■ Instructions to follow: Turn every line of the records below into one numbered list, skipping any blank lines and leaving the pictures out.

* begin *

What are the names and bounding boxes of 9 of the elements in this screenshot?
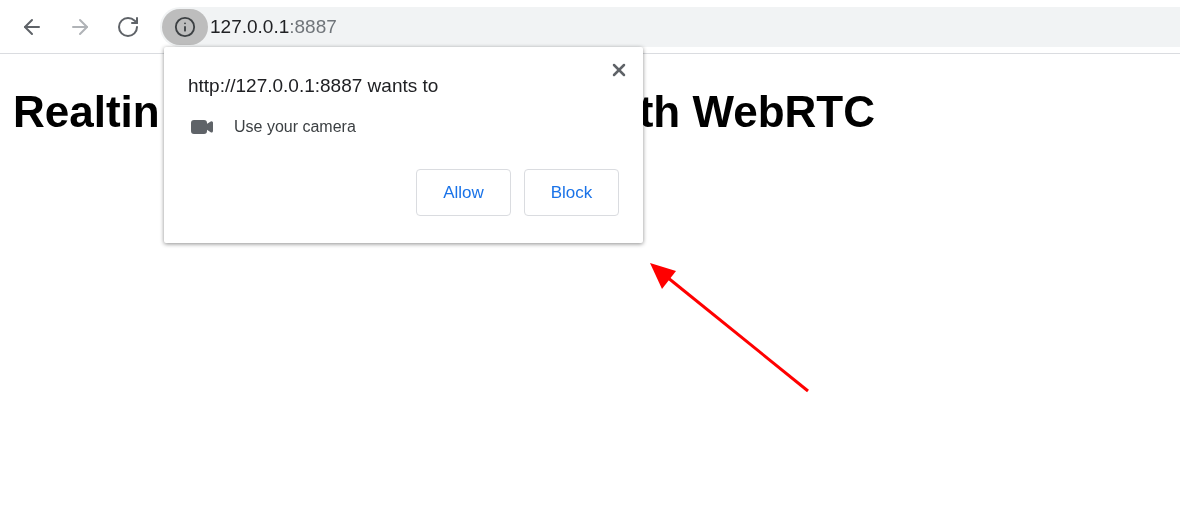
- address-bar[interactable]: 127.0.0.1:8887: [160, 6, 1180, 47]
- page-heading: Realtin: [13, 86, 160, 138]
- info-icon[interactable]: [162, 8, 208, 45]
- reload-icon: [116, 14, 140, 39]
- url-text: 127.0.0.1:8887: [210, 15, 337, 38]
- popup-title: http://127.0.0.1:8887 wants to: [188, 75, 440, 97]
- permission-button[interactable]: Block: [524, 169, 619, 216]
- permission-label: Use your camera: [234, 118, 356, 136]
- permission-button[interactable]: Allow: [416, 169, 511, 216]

* end *

■ Written answer:
1. What are the names and bounding boxes of 9 of the elements in this screenshot?
2. - address-bar[interactable]: 127.0.0.1:8887: [160, 6, 1180, 47]
3. - page-heading: Realtin: [13, 86, 160, 138]
4. - info-icon[interactable]: [162, 8, 208, 45]
5. - reload-icon: [116, 14, 140, 39]
6. - url-text: 127.0.0.1:8887: [210, 15, 337, 38]
7. - popup-title: http://127.0.0.1:8887 wants to: [188, 75, 440, 97]
8. - permission-button[interactable]: Block: [524, 169, 619, 216]
9. - permission-label: Use your camera: [234, 118, 356, 136]
10. - permission-button[interactable]: Allow: [416, 169, 511, 216]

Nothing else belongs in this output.